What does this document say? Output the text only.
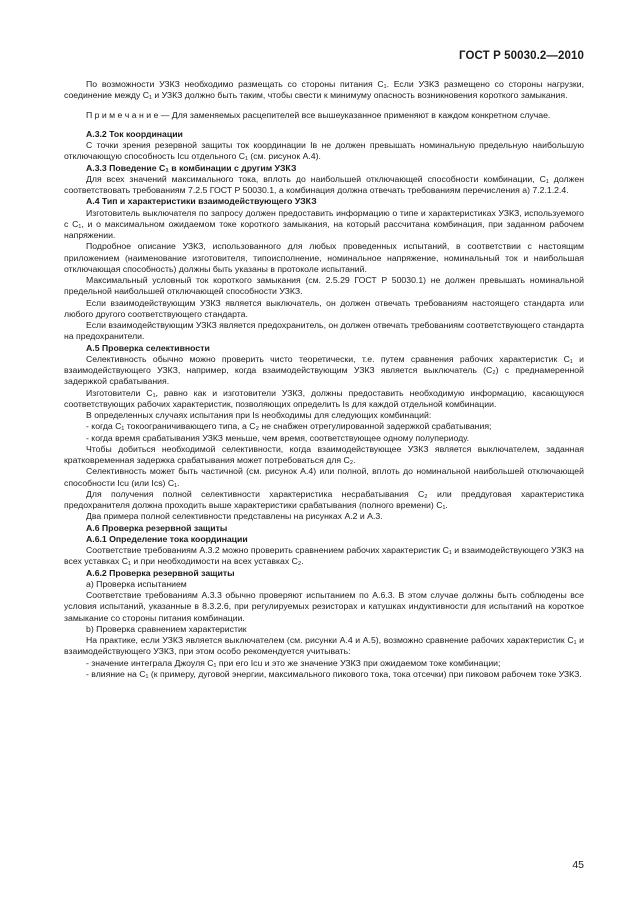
ГОСТ Р 50030.2—2010

По возможности УЗКЗ необходимо размещать со стороны питания С₁. Если УЗКЗ размещено со стороны нагрузки, соединение между С₁ и УЗКЗ должно быть таким, чтобы свести к минимуму опасность возникновения короткого замыкания.

П р и м е ч а н и е — Для заменяемых расцепителей все вышеуказанное применяют в каждом конкретном случае.

А.3.2 Ток координации

С точки зрения резервной защиты ток координации Iв не должен превышать номинальную предельную наибольшую отключающую способность Icu отдельного С₁ (см. рисунок А.4).

А.3.3 Поведение С₁ в комбинации с другим УЗКЗ

Для всех значений максимального тока, вплоть до наибольшей отключающей способности комбинации, С₁ должен соответствовать требованиям 7.2.5 ГОСТ Р 50030.1, а комбинация должна отвечать требованиям перечисления а) 7.2.1.2.4.

А.4 Тип и характеристики взаимодействующего УЗКЗ

Изготовитель выключателя по запросу должен предоставить информацию о типе и характеристиках УЗКЗ, используемого с С₁, и о максимальном ожидаемом токе короткого замыкания, на который рассчитана комбинация, при заданном рабочем напряжении.

Подробное описание УЗКЗ, использованного для любых проведенных испытаний, в соответствии с настоящим приложением (наименование изготовителя, типоисполнение, номинальное напряжение, номинальный ток и наибольшая отключающая способность) должны быть указаны в протоколе испытаний.

Максимальный условный ток короткого замыкания (см. 2.5.29 ГОСТ Р 50030.1) не должен превышать номинальной предельной наибольшей отключающей способности УЗКЗ.

Если взаимодействующим УЗКЗ является выключатель, он должен отвечать требованиям настоящего стандарта или любого другого соответствующего стандарта.

Если взаимодействующим УЗКЗ является предохранитель, он должен отвечать требованиям соответствующего стандарта на предохранители.

А.5 Проверка селективности

Селективность обычно можно проверить чисто теоретически, т.е. путем сравнения рабочих характеристик С₁ и взаимодействующего УЗКЗ, например, когда взаимодействующим УЗКЗ является выключатель (С₂) с преднамеренной задержкой срабатывания.

Изготовители С₁, равно как и изготовители УЗКЗ, должны предоставить необходимую информацию, касающуюся соответствующих рабочих характеристик, позволяющих определить Is для каждой отдельной комбинации.

В определенных случаях испытания при Is необходимы для следующих комбинаций:

- когда С₁ токоограничивающего типа, а С₂ не снабжен отрегулированной задержкой срабатывания;

- когда время срабатывания УЗКЗ меньше, чем время, соответствующее одному полупериоду.

Чтобы добиться необходимой селективности, когда взаимодействующее УЗКЗ является выключателем, заданная кратковременная задержка срабатывания может потребоваться для С₂.

Селективность может быть частичной (см. рисунок А.4) или полной, вплоть до номинальной наибольшей отключающей способности Icu (или Ics) С₁.

Для получения полной селективности характеристика несрабатывания С₂ или преддуговая характеристика предохранителя должна проходить выше характеристики срабатывания (полного времени) С₁.

Два примера полной селективности представлены на рисунках А.2 и А.3.

А.6 Проверка резервной защиты

А.6.1 Определение тока координации

Соответствие требованиям А.3.2 можно проверить сравнением рабочих характеристик С₁ и взаимодействующего УЗКЗ на всех уставках С₁ и при необходимости на всех уставках С₂.

А.6.2 Проверка резервной защиты

а) Проверка испытанием

Соответствие требованиям А.3.3 обычно проверяют испытанием по А.6.3. В этом случае должны быть соблюдены все условия испытаний, указанные в 8.3.2.6, при регулируемых резисторах и катушках индуктивности для испытаний на короткое замыкание со стороны питания комбинации.

b) Проверка сравнением характеристик

На практике, если УЗКЗ является выключателем (см. рисунки А.4 и А.5), возможно сравнение рабочих характеристик С₁ и взаимодействующего УЗКЗ, при этом особо рекомендуется учитывать:

- значение интеграла Джоуля С₁ при его Icu и это же значение УЗКЗ при ожидаемом токе комбинации;

- влияние на С₁ (к примеру, дуговой энергии, максимального пикового тока, тока отсечки) при пиковом рабочем токе УЗКЗ.

45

※ ※ ※

• [Instructions to follow]: Retype the whole listing exactly and leave the pictures out.

• [Solution to this exercise]:
What does this document say? Output the text only.
ГОСТ Р 50030.2—2010

По возможности УЗКЗ необходимо размещать со стороны питания С₁. Если УЗКЗ размещено со стороны нагрузки, соединение между С₁ и УЗКЗ должно быть таким, чтобы свести к минимуму опасность возникновения короткого замыкания.

П р и м е ч а н и е — Для заменяемых расцепителей все вышеуказанное применяют в каждом конкретном случае.

А.3.2 Ток координации

С точки зрения резервной защиты ток координации Iв не должен превышать номинальную предельную наибольшую отключающую способность Icu отдельного С₁ (см. рисунок А.4).

А.3.3 Поведение С₁ в комбинации с другим УЗКЗ

Для всех значений максимального тока, вплоть до наибольшей отключающей способности комбинации, С₁ должен соответствовать требованиям 7.2.5 ГОСТ Р 50030.1, а комбинация должна отвечать требованиям перечисления а) 7.2.1.2.4.

А.4 Тип и характеристики взаимодействующего УЗКЗ

Изготовитель выключателя по запросу должен предоставить информацию о типе и характеристиках УЗКЗ, используемого с С₁, и о максимальном ожидаемом токе короткого замыкания, на который рассчитана комбинация, при заданном рабочем напряжении.

Подробное описание УЗКЗ, использованного для любых проведенных испытаний, в соответствии с настоящим приложением (наименование изготовителя, типоисполнение, номинальное напряжение, номинальный ток и наибольшая отключающая способность) должны быть указаны в протоколе испытаний.

Максимальный условный ток короткого замыкания (см. 2.5.29 ГОСТ Р 50030.1) не должен превышать номинальной предельной наибольшей отключающей способности УЗКЗ.

Если взаимодействующим УЗКЗ является выключатель, он должен отвечать требованиям настоящего стандарта или любого другого соответствующего стандарта.

Если взаимодействующим УЗКЗ является предохранитель, он должен отвечать требованиям соответствующего стандарта на предохранители.

А.5 Проверка селективности

Селективность обычно можно проверить чисто теоретически, т.е. путем сравнения рабочих характеристик С₁ и взаимодействующего УЗКЗ, например, когда взаимодействующим УЗКЗ является выключатель (С₂) с преднамеренной задержкой срабатывания.

Изготовители С₁, равно как и изготовители УЗКЗ, должны предоставить необходимую информацию, касающуюся соответствующих рабочих характеристик, позволяющих определить Is для каждой отдельной комбинации.

В определенных случаях испытания при Is необходимы для следующих комбинаций:

- когда С₁ токоограничивающего типа, а С₂ не снабжен отрегулированной задержкой срабатывания;

- когда время срабатывания УЗКЗ меньше, чем время, соответствующее одному полупериоду.

Чтобы добиться необходимой селективности, когда взаимодействующее УЗКЗ является выключателем, заданная кратковременная задержка срабатывания может потребоваться для С₂.

Селективность может быть частичной (см. рисунок А.4) или полной, вплоть до номинальной наибольшей отключающей способности Icu (или Ics) С₁.

Для получения полной селективности характеристика несрабатывания С₂ или преддуговая характеристика предохранителя должна проходить выше характеристики срабатывания (полного времени) С₁.

Два примера полной селективности представлены на рисунках А.2 и А.3.

А.6 Проверка резервной защиты

А.6.1 Определение тока координации

Соответствие требованиям А.3.2 можно проверить сравнением рабочих характеристик С₁ и взаимодействующего УЗКЗ на всех уставках С₁ и при необходимости на всех уставках С₂.

А.6.2 Проверка резервной защиты

а) Проверка испытанием

Соответствие требованиям А.3.3 обычно проверяют испытанием по А.6.3. В этом случае должны быть соблюдены все условия испытаний, указанные в 8.3.2.6, при регулируемых резисторах и катушках индуктивности для испытаний на короткое замыкание со стороны питания комбинации.

b) Проверка сравнением характеристик

На практике, если УЗКЗ является выключателем (см. рисунки А.4 и А.5), возможно сравнение рабочих характеристик С₁ и взаимодействующего УЗКЗ, при этом особо рекомендуется учитывать:

- значение интеграла Джоуля С₁ при его Icu и это же значение УЗКЗ при ожидаемом токе комбинации;

- влияние на С₁ (к примеру, дуговой энергии, максимального пикового тока, тока отсечки) при пиковом рабочем токе УЗКЗ.

45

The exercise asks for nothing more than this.